* _EXERCISE PROMPT_
Transcribe the passage of the brachytherapy article that opens with the words containing "Objective: To investigate" and closes with "antigen (PSA) kinetics.".

* _SOURCE TEXT_
▬▬▬

Permanent Prostate Brachytherapy for Localized High-risk Prostate Cancer Patients with Coronary Heart Disease: A 13-year Single-center Experience
Luo Yong, Li Mingchuan, Qi Hengzhi, Wei Nengbao, Zhao Jiahui, Cui Xinhao, Han Yili, Lin Yunhua, Hou Zhu, Jiang Yong-guang and Zhang Jiao
Correspondence Address :
Department of Urology, Beijing Anzhen Hospital,
Capital Medical University
Chaoyang District, Beijing, 100029, PR. China
Anatomy and Cell biology, East Carolina
Greenville, NC, USA, 27834
Received on: August 20, 2015, Accepted on: October 07, 2015, Published on: October 14, 2015
Citation: Luo Yong, Li Mingchuan, Qi Hengzhi, Wei Nengbao, Zhao Jiahui, Cui Xinhao, Han Yili, Lin Yunhua, Hou Zhu, Jiang Yong-guang, Zhang
Jiao (2015). Permanent Prostate Brachytherapy for Localized High-risk Prostate Cancer Patients with Coronary Heart Disease: A 13-
year Single-center Experience
Copyright: 2015 Zhang Jiao, et al. This is an open-access article distributed under the terms of the Creative Commons Attribution License, which permits unrestricted use, distribution, and reproduction in any medium, provided the original author and source are credited.
Objective: To investigate whether permanent prostate brachytherapy (PPB) improves survival outcomes in localized high-risk prostate cancer (PCa) patients with coronary heart disease (CHD) via ameliorating prostate-specific antigen (PSA) kinetics.

▬▬▬

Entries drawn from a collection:
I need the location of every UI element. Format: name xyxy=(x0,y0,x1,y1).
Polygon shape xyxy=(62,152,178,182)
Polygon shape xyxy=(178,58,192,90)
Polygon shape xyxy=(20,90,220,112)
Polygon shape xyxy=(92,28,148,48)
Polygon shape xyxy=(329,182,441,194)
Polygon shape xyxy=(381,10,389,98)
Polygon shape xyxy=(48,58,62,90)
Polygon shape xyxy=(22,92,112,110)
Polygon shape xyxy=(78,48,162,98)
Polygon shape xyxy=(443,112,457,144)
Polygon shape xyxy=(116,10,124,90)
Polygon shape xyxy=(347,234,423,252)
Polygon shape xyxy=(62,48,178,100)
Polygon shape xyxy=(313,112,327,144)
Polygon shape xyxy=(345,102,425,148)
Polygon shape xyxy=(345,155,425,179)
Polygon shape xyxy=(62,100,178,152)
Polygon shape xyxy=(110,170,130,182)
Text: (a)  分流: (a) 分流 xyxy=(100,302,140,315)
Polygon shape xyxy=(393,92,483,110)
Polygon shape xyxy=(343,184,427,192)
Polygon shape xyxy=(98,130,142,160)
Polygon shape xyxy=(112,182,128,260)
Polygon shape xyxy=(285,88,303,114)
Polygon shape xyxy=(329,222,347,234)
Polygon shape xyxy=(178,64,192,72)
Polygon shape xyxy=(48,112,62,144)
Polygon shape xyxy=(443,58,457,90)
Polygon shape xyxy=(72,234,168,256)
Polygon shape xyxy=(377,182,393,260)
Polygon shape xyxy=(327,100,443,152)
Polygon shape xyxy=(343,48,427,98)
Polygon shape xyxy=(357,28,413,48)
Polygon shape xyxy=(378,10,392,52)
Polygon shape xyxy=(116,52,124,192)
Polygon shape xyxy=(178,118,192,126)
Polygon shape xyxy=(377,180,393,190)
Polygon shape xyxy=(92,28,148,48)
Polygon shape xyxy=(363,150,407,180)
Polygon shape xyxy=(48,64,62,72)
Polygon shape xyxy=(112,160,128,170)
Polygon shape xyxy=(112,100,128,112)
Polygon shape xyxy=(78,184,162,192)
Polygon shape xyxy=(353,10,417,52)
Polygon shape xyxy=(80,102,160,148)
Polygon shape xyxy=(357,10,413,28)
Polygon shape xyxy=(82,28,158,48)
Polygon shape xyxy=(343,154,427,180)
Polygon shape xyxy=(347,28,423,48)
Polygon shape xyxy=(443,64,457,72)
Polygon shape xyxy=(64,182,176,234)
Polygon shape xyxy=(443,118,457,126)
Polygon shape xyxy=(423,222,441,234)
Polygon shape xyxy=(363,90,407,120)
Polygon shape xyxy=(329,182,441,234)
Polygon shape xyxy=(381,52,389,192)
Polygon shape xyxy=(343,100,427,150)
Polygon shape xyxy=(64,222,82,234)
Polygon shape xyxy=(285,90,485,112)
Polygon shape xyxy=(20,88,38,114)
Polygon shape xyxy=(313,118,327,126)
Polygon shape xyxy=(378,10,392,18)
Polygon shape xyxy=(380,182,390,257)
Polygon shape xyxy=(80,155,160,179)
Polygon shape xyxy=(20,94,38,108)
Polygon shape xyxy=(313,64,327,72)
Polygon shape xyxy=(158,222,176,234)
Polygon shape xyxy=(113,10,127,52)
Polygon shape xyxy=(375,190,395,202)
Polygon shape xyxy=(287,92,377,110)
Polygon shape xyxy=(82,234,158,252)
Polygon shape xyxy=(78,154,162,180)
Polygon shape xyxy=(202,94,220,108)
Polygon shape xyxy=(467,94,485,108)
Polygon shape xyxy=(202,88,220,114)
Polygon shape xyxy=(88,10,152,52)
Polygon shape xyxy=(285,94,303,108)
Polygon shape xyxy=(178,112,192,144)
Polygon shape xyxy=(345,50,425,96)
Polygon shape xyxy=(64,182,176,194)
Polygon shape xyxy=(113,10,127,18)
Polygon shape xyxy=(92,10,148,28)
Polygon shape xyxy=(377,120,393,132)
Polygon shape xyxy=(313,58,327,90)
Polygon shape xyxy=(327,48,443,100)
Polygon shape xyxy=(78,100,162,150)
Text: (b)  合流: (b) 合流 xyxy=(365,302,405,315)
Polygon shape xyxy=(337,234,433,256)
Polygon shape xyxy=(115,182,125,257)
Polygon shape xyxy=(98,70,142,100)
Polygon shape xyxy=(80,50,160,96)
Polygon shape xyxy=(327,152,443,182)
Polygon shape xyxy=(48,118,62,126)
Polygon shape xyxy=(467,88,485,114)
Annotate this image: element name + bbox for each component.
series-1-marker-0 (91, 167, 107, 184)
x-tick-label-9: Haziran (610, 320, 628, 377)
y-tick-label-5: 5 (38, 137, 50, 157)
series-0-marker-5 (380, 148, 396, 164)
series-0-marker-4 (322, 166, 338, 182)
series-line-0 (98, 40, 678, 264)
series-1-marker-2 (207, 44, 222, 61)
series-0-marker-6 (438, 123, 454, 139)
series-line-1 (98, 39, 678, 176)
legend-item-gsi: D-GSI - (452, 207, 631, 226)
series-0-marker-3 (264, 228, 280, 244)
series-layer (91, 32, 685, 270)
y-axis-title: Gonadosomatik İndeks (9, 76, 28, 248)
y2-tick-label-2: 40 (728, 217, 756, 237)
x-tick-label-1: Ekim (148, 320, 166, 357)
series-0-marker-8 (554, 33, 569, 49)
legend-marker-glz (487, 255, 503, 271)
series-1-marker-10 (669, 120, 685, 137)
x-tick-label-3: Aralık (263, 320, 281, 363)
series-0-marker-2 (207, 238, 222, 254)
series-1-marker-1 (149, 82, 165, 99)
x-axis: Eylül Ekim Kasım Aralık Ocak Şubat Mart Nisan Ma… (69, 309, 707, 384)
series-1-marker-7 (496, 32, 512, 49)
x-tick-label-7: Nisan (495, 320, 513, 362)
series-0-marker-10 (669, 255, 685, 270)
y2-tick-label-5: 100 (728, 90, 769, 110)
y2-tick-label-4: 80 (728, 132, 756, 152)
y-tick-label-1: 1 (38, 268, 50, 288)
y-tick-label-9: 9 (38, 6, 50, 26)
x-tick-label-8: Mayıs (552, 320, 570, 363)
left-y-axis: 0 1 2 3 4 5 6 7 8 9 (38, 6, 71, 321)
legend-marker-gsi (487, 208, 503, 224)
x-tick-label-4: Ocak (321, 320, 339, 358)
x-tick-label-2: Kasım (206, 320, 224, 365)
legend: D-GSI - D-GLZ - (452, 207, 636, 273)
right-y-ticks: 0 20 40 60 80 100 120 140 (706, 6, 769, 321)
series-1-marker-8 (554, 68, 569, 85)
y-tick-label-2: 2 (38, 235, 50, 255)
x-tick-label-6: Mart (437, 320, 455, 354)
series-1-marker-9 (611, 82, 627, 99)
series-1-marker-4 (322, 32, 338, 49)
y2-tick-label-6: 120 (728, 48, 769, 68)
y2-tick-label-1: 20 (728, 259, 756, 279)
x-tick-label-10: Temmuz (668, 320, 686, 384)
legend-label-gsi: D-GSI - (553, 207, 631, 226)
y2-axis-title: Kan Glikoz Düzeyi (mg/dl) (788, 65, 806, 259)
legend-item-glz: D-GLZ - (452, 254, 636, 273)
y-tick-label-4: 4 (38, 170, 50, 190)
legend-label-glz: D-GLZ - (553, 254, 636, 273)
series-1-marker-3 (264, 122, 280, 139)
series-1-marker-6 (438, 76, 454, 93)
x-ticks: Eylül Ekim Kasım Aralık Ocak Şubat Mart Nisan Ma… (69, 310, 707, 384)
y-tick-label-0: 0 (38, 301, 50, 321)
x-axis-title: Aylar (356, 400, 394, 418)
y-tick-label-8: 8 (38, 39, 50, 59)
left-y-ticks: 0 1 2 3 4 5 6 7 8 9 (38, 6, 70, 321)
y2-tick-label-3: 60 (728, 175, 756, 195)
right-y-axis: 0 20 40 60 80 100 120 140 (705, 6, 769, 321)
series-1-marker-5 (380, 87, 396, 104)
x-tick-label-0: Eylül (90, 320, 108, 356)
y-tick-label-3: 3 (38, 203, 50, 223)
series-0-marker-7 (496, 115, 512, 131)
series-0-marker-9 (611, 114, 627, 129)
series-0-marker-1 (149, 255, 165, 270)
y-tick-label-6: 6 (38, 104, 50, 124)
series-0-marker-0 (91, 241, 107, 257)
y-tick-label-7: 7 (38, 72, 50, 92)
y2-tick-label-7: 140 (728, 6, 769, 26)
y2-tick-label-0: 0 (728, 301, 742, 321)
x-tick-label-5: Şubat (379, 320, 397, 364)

▬▬▬

* _EXERCISE OUTPUT_
Objective: To investigate whether permanent prostate brachytherapy (PPB) improves survival outcomes in localized high-risk prostate cancer (PCa) patients with coronary heart disease (CHD) via ameliorating prostate-specific antigen (PSA) kinetics.